EXERCISE
Below is a block of records; return all of them exactly, but without the images.

[Recorded data]
##########

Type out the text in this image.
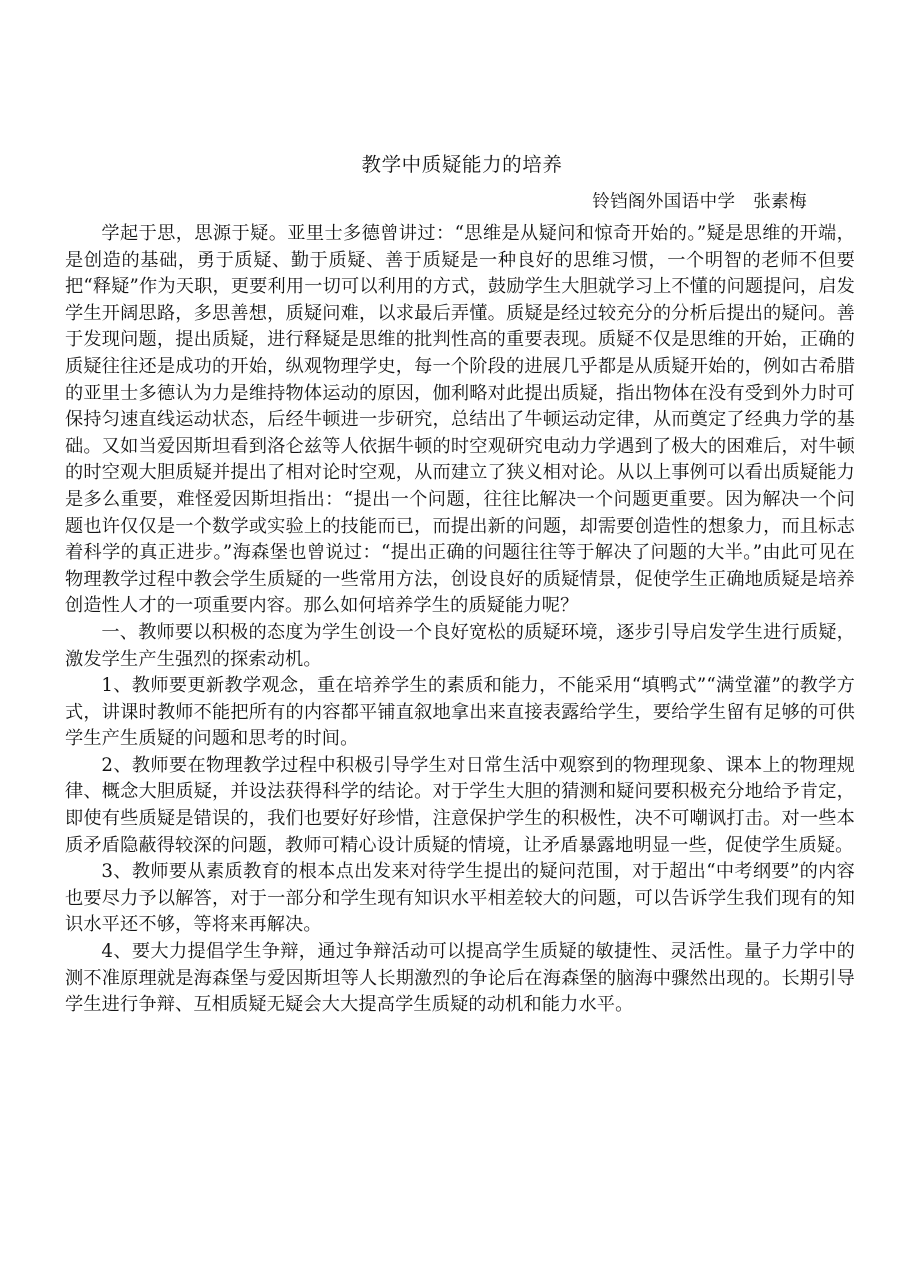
教学中质疑能力的培养
铃铛阁外国语中学　张素梅

学起于思，思源于疑。亚里士多德曾讲过：“思维是从疑问和惊奇开始的。”疑是思维的开端，是创造的基础，勇于质疑、勤于质疑、善于质疑是一种良好的思维习惯，一个明智的老师不但要把“释疑”作为天职，更要利用一切可以利用的方式，鼓励学生大胆就学习上不懂的问题提问，启发学生开阔思路，多思善想，质疑问难，以求最后弄懂。质疑是经过较充分的分析后提出的疑问。善于发现问题，提出质疑，进行释疑是思维的批判性高的重要表现。质疑不仅是思维的开始，正确的质疑往往还是成功的开始，纵观物理学史，每一个阶段的进展几乎都是从质疑开始的，例如古希腊的亚里士多德认为力是维持物体运动的原因，伽利略对此提出质疑，指出物体在没有受到外力时可保持匀速直线运动状态，后经牛顿进一步研究，总结出了牛顿运动定律，从而奠定了经典力学的基础。又如当爱因斯坦看到洛仑兹等人依据牛顿的时空观研究电动力学遇到了极大的困难后，对牛顿的时空观大胆质疑并提出了相对论时空观，从而建立了狭义相对论。从以上事例可以看出质疑能力是多么重要，难怪爱因斯坦指出：“提出一个问题，往往比解决一个问题更重要。因为解决一个问题也许仅仅是一个数学或实验上的技能而已，而提出新的问题，却需要创造性的想象力，而且标志着科学的真正进步。”海森堡也曾说过：“提出正确的问题往往等于解决了问题的大半。”由此可见在物理教学过程中教会学生质疑的一些常用方法，创设良好的质疑情景，促使学生正确地质疑是培养创造性人才的一项重要内容。那么如何培养学生的质疑能力呢？

一、教师要以积极的态度为学生创设一个良好宽松的质疑环境，逐步引导启发学生进行质疑，激发学生产生强烈的探索动机。

1、教师要更新教学观念，重在培养学生的素质和能力，不能采用“填鸭式”“满堂灌”的教学方式，讲课时教师不能把所有的内容都平铺直叙地拿出来直接表露给学生，要给学生留有足够的可供学生产生质疑的问题和思考的时间。

2、教师要在物理教学过程中积极引导学生对日常生活中观察到的物理现象、课本上的物理规律、概念大胆质疑，并设法获得科学的结论。对于学生大胆的猜测和疑问要积极充分地给予肯定，即使有些质疑是错误的，我们也要好好珍惜，注意保护学生的积极性，决不可嘲讽打击。对一些本质矛盾隐蔽得较深的问题，教师可精心设计质疑的情境，让矛盾暴露地明显一些，促使学生质疑。

3、教师要从素质教育的根本点出发来对待学生提出的疑问范围，对于超出“中考纲要”的内容也要尽力予以解答，对于一部分和学生现有知识水平相差较大的问题，可以告诉学生我们现有的知识水平还不够，等将来再解决。

4、要大力提倡学生争辩，通过争辩活动可以提高学生质疑的敏捷性、灵活性。量子力学中的测不准原理就是海森堡与爱因斯坦等人长期激烈的争论后在海森堡的脑海中骤然出现的。长期引导学生进行争辩、互相质疑无疑会大大提高学生质疑的动机和能力水平。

##########

EXERCISE RESULT
Type out the text in this image.
教学中质疑能力的培养
铃铛阁外国语中学　张素梅

学起于思，思源于疑。亚里士多德曾讲过：“思维是从疑问和惊奇开始的。”疑是思维的开端，是创造的基础，勇于质疑、勤于质疑、善于质疑是一种良好的思维习惯，一个明智的老师不但要把“释疑”作为天职，更要利用一切可以利用的方式，鼓励学生大胆就学习上不懂的问题提问，启发学生开阔思路，多思善想，质疑问难，以求最后弄懂。质疑是经过较充分的分析后提出的疑问。善于发现问题，提出质疑，进行释疑是思维的批判性高的重要表现。质疑不仅是思维的开始，正确的质疑往往还是成功的开始，纵观物理学史，每一个阶段的进展几乎都是从质疑开始的，例如古希腊的亚里士多德认为力是维持物体运动的原因，伽利略对此提出质疑，指出物体在没有受到外力时可保持匀速直线运动状态，后经牛顿进一步研究，总结出了牛顿运动定律，从而奠定了经典力学的基础。又如当爱因斯坦看到洛仑兹等人依据牛顿的时空观研究电动力学遇到了极大的困难后，对牛顿的时空观大胆质疑并提出了相对论时空观，从而建立了狭义相对论。从以上事例可以看出质疑能力是多么重要，难怪爱因斯坦指出：“提出一个问题，往往比解决一个问题更重要。因为解决一个问题也许仅仅是一个数学或实验上的技能而已，而提出新的问题，却需要创造性的想象力，而且标志着科学的真正进步。”海森堡也曾说过：“提出正确的问题往往等于解决了问题的大半。”由此可见在物理教学过程中教会学生质疑的一些常用方法，创设良好的质疑情景，促使学生正确地质疑是培养创造性人才的一项重要内容。那么如何培养学生的质疑能力呢？

一、教师要以积极的态度为学生创设一个良好宽松的质疑环境，逐步引导启发学生进行质疑，激发学生产生强烈的探索动机。

1、教师要更新教学观念，重在培养学生的素质和能力，不能采用“填鸭式”“满堂灌”的教学方式，讲课时教师不能把所有的内容都平铺直叙地拿出来直接表露给学生，要给学生留有足够的可供学生产生质疑的问题和思考的时间。

2、教师要在物理教学过程中积极引导学生对日常生活中观察到的物理现象、课本上的物理规律、概念大胆质疑，并设法获得科学的结论。对于学生大胆的猜测和疑问要积极充分地给予肯定，即使有些质疑是错误的，我们也要好好珍惜，注意保护学生的积极性，决不可嘲讽打击。对一些本质矛盾隐蔽得较深的问题，教师可精心设计质疑的情境，让矛盾暴露地明显一些，促使学生质疑。

3、教师要从素质教育的根本点出发来对待学生提出的疑问范围，对于超出“中考纲要”的内容也要尽力予以解答，对于一部分和学生现有知识水平相差较大的问题，可以告诉学生我们现有的知识水平还不够，等将来再解决。

4、要大力提倡学生争辩，通过争辩活动可以提高学生质疑的敏捷性、灵活性。量子力学中的测不准原理就是海森堡与爱因斯坦等人长期激烈的争论后在海森堡的脑海中骤然出现的。长期引导学生进行争辩、互相质疑无疑会大大提高学生质疑的动机和能力水平。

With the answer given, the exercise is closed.